# Problem requirements
Look through the records below, count the lines with the word "this", and reply with only the number.

--*--

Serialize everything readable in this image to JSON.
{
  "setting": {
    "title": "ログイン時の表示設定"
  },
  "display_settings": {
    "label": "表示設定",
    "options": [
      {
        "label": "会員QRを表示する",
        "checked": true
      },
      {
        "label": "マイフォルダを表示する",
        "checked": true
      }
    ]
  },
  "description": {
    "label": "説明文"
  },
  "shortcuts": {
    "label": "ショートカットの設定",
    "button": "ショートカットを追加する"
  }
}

--*--

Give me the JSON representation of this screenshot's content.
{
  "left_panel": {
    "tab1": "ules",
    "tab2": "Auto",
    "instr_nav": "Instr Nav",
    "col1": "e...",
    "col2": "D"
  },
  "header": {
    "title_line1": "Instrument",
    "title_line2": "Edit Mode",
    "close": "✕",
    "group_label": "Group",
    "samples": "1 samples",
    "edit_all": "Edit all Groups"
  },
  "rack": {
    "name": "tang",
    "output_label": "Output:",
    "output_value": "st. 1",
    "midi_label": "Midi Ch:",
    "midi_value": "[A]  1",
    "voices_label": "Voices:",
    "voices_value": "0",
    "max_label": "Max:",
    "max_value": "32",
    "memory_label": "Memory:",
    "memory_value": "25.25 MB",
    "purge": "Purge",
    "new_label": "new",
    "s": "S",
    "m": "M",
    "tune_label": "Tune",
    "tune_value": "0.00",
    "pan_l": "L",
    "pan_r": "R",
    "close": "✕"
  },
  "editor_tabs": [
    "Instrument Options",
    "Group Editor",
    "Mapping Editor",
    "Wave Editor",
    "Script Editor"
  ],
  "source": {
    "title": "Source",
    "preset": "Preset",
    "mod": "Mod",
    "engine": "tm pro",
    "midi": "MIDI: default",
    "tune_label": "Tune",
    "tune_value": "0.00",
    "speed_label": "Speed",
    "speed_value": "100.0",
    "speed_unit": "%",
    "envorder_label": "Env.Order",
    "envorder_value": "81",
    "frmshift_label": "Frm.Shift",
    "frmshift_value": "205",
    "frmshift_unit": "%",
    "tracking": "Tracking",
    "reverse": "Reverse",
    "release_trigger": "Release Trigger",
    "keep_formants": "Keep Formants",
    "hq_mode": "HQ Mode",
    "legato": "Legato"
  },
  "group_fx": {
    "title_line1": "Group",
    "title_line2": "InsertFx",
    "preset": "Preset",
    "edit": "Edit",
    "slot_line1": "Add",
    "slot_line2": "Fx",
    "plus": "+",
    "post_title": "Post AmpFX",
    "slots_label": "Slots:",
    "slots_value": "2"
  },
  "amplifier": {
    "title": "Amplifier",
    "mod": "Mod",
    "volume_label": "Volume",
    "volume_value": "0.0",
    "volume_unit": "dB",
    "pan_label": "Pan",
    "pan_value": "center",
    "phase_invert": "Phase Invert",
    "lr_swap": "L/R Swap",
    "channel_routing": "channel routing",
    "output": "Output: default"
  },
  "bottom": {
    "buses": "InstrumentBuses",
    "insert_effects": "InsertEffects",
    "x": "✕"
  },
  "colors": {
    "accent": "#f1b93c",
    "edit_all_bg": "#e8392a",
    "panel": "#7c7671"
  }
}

--*--

# Task result
2